Instruction: Repeat what the lines below say, word for word, and skip every image.

Record set:

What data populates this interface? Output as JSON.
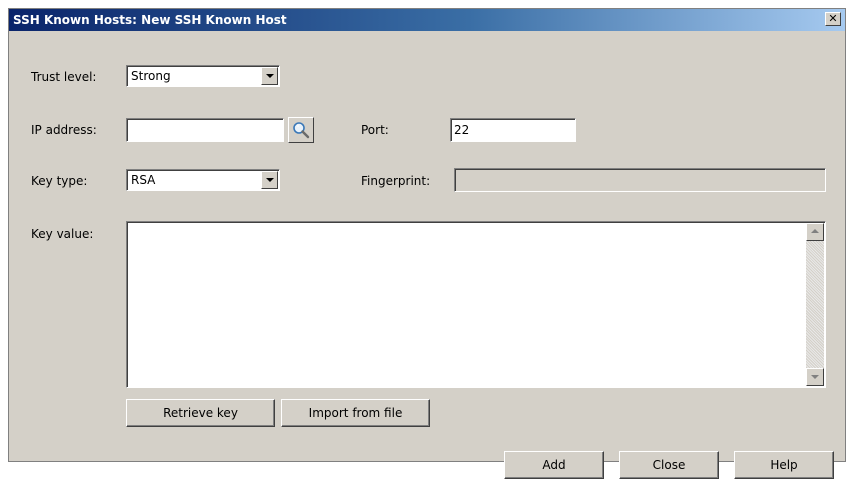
{
  "window": {
    "title": "SSH Known Hosts: New SSH Known Host",
    "close_glyph": "✕"
  },
  "form": {
    "trust_level": {
      "label": "Trust level:",
      "value": "Strong"
    },
    "ip_address": {
      "label": "IP address:",
      "value": "",
      "lookup_icon": "magnifier-icon"
    },
    "port": {
      "label": "Port:",
      "value": "22"
    },
    "key_type": {
      "label": "Key type:",
      "value": "RSA"
    },
    "fingerprint": {
      "label": "Fingerprint:",
      "value": ""
    },
    "key_value": {
      "label": "Key value:",
      "value": ""
    }
  },
  "buttons": {
    "retrieve_key": "Retrieve key",
    "import_from_file": "Import from file",
    "add": "Add",
    "close": "Close",
    "help": "Help"
  },
  "colors": {
    "dialog_bg": "#d4d0c8",
    "titlebar_start": "#0a246a",
    "titlebar_end": "#a6caf0"
  }
}
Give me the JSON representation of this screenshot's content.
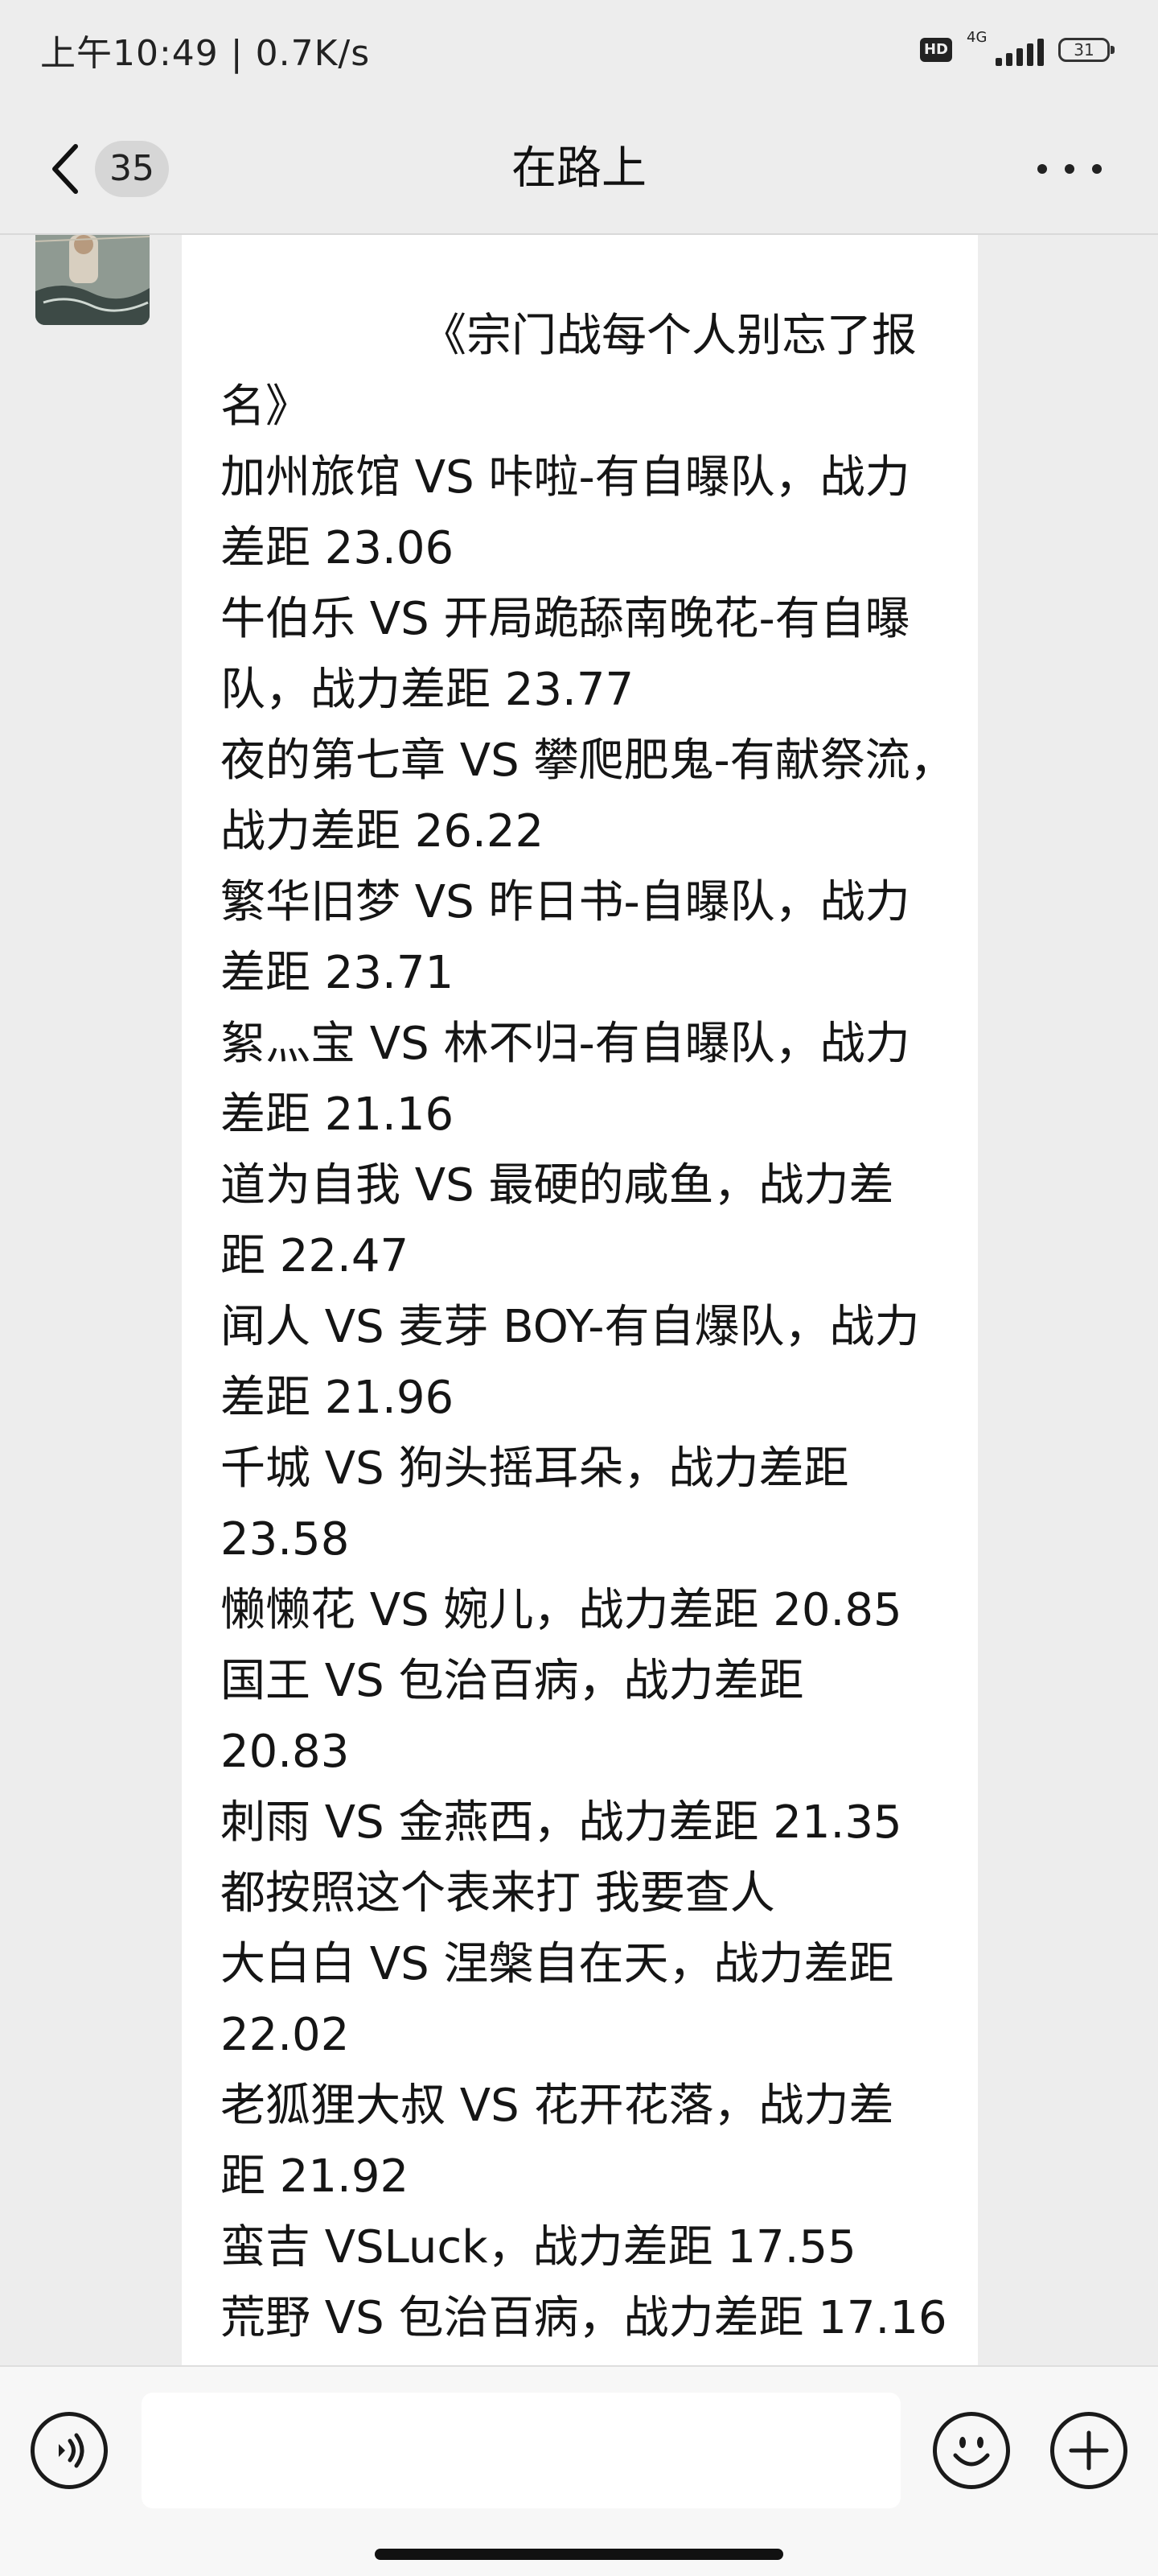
{
  "status_bar": {
    "time_speed": "上午10:49 | 0.7K/s",
    "hd_label": "HD",
    "network_label": "4G",
    "battery_level": "31",
    "icons": [
      "hd-icon",
      "signal-icon",
      "battery-icon"
    ]
  },
  "header": {
    "unread_count": "35",
    "title": "在路上",
    "icons": [
      "chevron-left-icon",
      "more-icon"
    ]
  },
  "message": {
    "lines": [
      "《宗门战每个人别忘了报",
      "名》",
      "加州旅馆 VS 咔啦-有自曝队，战力",
      "差距 23.06",
      "牛伯乐 VS 开局跪舔南晚花-有自曝",
      "队，战力差距 23.77",
      "夜的第七章 VS 攀爬肥鬼-有献祭流，",
      "战力差距 26.22",
      "繁华旧梦 VS 昨日书-自曝队，战力",
      "差距 23.71",
      "絮灬宝 VS 林不归-有自曝队，战力",
      "差距 21.16",
      "道为自我 VS 最硬的咸鱼，战力差",
      "距 22.47",
      "闻人 VS 麦芽 BOY-有自爆队，战力",
      "差距 21.96",
      "千城 VS 狗头摇耳朵，战力差距",
      "23.58",
      "懒懒花 VS 婉儿，战力差距 20.85",
      "国王 VS 包治百病，战力差距",
      "20.83",
      "刺雨 VS 金燕西，战力差距 21.35",
      "都按照这个表来打 我要查人",
      "大白白 VS 涅槃自在天，战力差距",
      "22.02",
      "老狐狸大叔 VS 花开花落，战力差",
      "距 21.92",
      "蛮吉 VSLuck，战力差距 17.55",
      "荒野 VS 包治百病，战力差距 17.16"
    ]
  },
  "input_bar": {
    "placeholder": "",
    "icons": [
      "voice-icon",
      "emoji-icon",
      "plus-icon"
    ]
  },
  "colors": {
    "background": "#ededed",
    "bubble": "#ffffff",
    "input_bar": "#f7f7f7",
    "text": "#151515"
  }
}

Full answer:
What data populates this interface? Output as JSON.
{
  "window": {
    "title": "SSH Known Hosts: New SSH Known Host",
    "close_glyph": "✕"
  },
  "form": {
    "trust_level": {
      "label": "Trust level:",
      "value": "Strong"
    },
    "ip_address": {
      "label": "IP address:",
      "value": "",
      "lookup_icon": "magnifier-icon"
    },
    "port": {
      "label": "Port:",
      "value": "22"
    },
    "key_type": {
      "label": "Key type:",
      "value": "RSA"
    },
    "fingerprint": {
      "label": "Fingerprint:",
      "value": ""
    },
    "key_value": {
      "label": "Key value:",
      "value": ""
    }
  },
  "buttons": {
    "retrieve_key": "Retrieve key",
    "import_from_file": "Import from file",
    "add": "Add",
    "close": "Close",
    "help": "Help"
  },
  "colors": {
    "dialog_bg": "#d4d0c8",
    "titlebar_start": "#0a246a",
    "titlebar_end": "#a6caf0"
  }
}
Give me the JSON representation of this screenshot's content.
{
  "status_bar": {
    "time_speed": "上午10:49 | 0.7K/s",
    "hd_label": "HD",
    "network_label": "4G",
    "battery_level": "31",
    "icons": [
      "hd-icon",
      "signal-icon",
      "battery-icon"
    ]
  },
  "header": {
    "unread_count": "35",
    "title": "在路上",
    "icons": [
      "chevron-left-icon",
      "more-icon"
    ]
  },
  "message": {
    "lines": [
      "《宗门战每个人别忘了报",
      "名》",
      "加州旅馆 VS 咔啦-有自曝队，战力",
      "差距 23.06",
      "牛伯乐 VS 开局跪舔南晚花-有自曝",
      "队，战力差距 23.77",
      "夜的第七章 VS 攀爬肥鬼-有献祭流，",
      "战力差距 26.22",
      "繁华旧梦 VS 昨日书-自曝队，战力",
      "差距 23.71",
      "絮灬宝 VS 林不归-有自曝队，战力",
      "差距 21.16",
      "道为自我 VS 最硬的咸鱼，战力差",
      "距 22.47",
      "闻人 VS 麦芽 BOY-有自爆队，战力",
      "差距 21.96",
      "千城 VS 狗头摇耳朵，战力差距",
      "23.58",
      "懒懒花 VS 婉儿，战力差距 20.85",
      "国王 VS 包治百病，战力差距",
      "20.83",
      "刺雨 VS 金燕西，战力差距 21.35",
      "都按照这个表来打 我要查人",
      "大白白 VS 涅槃自在天，战力差距",
      "22.02",
      "老狐狸大叔 VS 花开花落，战力差",
      "距 21.92",
      "蛮吉 VSLuck，战力差距 17.55",
      "荒野 VS 包治百病，战力差距 17.16"
    ]
  },
  "input_bar": {
    "placeholder": "",
    "icons": [
      "voice-icon",
      "emoji-icon",
      "plus-icon"
    ]
  },
  "colors": {
    "background": "#ededed",
    "bubble": "#ffffff",
    "input_bar": "#f7f7f7",
    "text": "#151515"
  }
}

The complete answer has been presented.